### Requirements
Gather up every line that includes the string "verified".

-- BEGIN Supplied records --

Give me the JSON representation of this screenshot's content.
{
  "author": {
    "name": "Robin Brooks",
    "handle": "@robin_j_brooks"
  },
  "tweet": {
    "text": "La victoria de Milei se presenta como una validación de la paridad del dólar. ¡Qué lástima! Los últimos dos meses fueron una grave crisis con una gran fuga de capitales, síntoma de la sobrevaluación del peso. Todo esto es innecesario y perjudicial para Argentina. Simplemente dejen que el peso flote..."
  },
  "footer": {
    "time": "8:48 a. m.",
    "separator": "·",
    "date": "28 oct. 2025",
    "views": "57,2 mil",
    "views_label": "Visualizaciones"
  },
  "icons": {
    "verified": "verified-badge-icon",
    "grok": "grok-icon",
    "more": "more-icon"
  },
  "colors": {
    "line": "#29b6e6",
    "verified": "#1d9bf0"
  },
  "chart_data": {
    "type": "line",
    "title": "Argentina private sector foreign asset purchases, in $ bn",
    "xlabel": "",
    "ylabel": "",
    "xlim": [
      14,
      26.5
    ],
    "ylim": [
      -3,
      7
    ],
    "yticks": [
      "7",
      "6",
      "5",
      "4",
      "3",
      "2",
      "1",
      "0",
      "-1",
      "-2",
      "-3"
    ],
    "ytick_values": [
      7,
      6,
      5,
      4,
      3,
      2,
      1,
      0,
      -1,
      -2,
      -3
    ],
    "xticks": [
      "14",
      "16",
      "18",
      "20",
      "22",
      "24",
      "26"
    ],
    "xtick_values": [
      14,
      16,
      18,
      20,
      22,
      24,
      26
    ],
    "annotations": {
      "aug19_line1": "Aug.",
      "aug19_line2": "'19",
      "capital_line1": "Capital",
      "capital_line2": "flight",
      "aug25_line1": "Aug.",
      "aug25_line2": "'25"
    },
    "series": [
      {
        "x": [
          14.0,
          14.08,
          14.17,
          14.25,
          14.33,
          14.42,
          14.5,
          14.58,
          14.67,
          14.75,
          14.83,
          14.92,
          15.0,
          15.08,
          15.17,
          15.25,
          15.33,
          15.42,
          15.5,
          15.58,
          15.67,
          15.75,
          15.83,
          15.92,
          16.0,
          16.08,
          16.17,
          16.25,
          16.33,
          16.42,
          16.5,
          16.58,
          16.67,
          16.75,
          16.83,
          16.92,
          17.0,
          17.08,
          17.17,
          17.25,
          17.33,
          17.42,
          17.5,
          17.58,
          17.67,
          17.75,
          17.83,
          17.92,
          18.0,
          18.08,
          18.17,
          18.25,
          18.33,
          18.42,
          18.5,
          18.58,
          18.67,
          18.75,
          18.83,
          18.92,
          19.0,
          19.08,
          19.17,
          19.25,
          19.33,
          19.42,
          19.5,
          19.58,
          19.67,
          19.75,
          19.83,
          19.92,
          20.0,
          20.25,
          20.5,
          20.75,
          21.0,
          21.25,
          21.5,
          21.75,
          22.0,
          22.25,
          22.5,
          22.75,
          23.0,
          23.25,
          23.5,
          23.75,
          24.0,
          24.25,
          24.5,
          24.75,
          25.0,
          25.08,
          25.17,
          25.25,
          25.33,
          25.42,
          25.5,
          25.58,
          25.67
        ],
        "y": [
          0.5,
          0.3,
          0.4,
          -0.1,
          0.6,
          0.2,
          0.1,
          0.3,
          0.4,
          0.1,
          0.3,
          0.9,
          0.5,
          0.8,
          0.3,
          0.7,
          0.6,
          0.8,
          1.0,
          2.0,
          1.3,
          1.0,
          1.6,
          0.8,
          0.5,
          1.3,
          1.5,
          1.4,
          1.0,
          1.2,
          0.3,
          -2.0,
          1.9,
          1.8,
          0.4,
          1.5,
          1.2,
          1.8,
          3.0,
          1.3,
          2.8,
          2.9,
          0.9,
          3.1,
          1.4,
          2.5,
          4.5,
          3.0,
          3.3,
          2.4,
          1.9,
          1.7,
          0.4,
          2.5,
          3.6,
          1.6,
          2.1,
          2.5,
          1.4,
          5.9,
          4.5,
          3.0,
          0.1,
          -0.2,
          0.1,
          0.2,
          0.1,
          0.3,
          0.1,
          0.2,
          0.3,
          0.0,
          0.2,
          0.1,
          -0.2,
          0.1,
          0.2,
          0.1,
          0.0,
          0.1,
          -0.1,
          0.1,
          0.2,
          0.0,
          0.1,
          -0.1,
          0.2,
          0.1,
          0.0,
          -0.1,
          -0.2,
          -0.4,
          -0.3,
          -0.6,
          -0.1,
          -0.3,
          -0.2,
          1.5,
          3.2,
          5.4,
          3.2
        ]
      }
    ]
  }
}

-- END Supplied records --

### Problem solution
    "verified": "verified-badge-icon",
    "verified": "#1d9bf0"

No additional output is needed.